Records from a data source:
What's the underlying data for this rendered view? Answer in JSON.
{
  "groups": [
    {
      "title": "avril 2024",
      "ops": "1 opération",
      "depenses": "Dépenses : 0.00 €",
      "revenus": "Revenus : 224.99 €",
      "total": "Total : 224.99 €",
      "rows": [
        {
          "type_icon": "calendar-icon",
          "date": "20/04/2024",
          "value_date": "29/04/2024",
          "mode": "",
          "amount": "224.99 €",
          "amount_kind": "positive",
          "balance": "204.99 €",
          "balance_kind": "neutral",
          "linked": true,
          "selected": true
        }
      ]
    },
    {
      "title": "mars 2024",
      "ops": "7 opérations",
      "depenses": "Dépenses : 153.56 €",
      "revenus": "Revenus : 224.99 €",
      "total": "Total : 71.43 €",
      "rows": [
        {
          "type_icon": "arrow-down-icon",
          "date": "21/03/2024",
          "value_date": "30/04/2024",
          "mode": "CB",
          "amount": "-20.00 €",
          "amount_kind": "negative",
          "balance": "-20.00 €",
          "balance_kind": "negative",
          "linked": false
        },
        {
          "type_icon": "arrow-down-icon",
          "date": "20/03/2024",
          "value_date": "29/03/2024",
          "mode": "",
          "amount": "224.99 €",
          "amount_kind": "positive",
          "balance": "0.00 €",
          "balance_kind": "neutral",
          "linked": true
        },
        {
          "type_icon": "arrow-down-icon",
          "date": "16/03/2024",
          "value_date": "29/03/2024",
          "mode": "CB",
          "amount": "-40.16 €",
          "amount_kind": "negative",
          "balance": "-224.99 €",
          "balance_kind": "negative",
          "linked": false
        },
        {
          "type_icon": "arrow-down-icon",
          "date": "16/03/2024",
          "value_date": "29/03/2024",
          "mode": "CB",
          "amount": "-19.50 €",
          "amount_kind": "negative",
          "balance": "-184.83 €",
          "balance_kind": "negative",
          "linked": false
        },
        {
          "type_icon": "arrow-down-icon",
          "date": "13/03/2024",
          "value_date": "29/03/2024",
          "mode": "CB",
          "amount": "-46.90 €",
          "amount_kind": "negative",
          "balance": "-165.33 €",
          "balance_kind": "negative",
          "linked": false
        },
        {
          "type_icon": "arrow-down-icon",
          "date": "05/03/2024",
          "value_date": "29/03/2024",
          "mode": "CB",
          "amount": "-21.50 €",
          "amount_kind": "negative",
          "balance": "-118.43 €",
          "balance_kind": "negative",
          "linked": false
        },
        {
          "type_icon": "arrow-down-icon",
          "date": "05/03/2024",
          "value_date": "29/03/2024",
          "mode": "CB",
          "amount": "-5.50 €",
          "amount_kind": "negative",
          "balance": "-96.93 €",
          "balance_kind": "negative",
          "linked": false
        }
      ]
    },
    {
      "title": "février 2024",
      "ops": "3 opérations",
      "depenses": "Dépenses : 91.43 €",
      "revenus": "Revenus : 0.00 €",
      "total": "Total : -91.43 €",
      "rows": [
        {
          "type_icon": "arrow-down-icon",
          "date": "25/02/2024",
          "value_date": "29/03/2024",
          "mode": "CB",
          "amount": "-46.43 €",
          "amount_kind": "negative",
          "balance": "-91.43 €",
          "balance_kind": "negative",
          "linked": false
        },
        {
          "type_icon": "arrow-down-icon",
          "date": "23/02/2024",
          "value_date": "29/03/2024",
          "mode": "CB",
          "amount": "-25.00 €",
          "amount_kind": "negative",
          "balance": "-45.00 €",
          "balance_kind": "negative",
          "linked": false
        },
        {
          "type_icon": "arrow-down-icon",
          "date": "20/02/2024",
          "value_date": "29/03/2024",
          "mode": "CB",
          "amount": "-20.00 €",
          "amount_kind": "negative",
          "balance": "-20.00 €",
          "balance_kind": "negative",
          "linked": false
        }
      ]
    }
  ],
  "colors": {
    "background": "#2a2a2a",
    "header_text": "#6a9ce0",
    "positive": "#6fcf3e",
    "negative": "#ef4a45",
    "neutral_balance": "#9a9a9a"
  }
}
* * *
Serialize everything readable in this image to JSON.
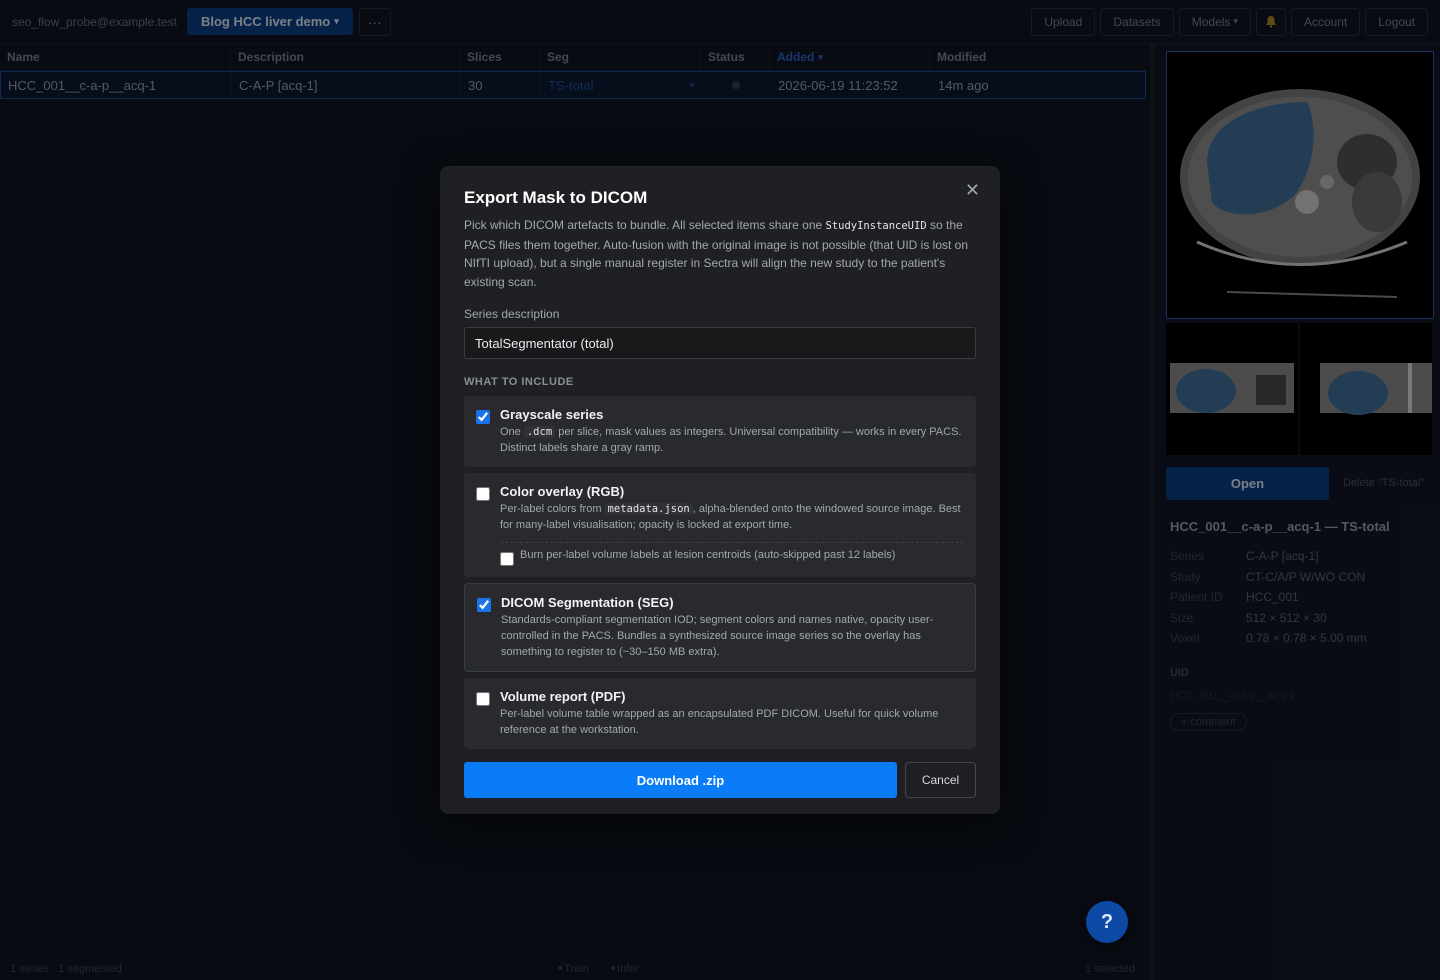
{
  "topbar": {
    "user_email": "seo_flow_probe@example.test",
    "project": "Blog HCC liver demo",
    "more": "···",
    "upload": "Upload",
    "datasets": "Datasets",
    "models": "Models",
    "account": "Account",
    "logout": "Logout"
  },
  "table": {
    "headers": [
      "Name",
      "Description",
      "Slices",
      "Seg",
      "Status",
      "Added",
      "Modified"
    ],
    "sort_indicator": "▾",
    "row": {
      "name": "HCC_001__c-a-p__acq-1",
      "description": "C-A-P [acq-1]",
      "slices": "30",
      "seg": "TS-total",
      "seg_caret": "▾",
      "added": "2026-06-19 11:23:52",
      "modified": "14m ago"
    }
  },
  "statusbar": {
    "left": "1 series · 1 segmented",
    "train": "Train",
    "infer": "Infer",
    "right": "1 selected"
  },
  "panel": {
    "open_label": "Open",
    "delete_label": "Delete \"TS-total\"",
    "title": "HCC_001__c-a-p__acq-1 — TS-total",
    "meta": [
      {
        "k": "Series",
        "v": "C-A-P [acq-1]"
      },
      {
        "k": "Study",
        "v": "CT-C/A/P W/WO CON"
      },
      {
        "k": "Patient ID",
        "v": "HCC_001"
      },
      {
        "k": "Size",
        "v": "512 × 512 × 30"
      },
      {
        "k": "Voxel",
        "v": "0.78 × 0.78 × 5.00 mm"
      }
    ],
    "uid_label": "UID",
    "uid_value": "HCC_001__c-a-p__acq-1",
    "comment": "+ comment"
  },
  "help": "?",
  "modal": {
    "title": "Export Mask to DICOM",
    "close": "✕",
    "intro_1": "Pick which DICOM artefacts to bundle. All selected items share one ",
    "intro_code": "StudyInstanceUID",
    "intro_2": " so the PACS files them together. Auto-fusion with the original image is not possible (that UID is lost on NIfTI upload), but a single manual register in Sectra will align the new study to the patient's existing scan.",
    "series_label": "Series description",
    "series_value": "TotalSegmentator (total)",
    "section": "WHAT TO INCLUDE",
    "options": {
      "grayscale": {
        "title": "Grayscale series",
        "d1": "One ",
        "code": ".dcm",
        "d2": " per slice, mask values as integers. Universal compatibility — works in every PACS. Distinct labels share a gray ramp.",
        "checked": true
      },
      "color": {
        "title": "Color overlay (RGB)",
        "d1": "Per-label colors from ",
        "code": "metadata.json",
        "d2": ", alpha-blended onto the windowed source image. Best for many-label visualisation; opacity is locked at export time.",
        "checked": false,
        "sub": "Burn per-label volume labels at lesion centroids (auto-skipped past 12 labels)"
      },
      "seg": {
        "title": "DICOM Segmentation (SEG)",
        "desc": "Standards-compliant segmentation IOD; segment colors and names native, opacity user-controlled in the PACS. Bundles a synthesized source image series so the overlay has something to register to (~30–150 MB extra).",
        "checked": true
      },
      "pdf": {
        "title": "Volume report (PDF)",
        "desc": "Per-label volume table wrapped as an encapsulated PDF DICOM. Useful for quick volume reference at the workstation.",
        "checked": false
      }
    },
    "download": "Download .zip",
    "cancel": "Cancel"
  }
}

■ THE PROBLEM
Search the records for the word "checked". Copy every line that has it.

■ RESPONSE FOR THIS EXERCISE
        "checked": true
        "checked": false,
        "checked": true
        "checked": false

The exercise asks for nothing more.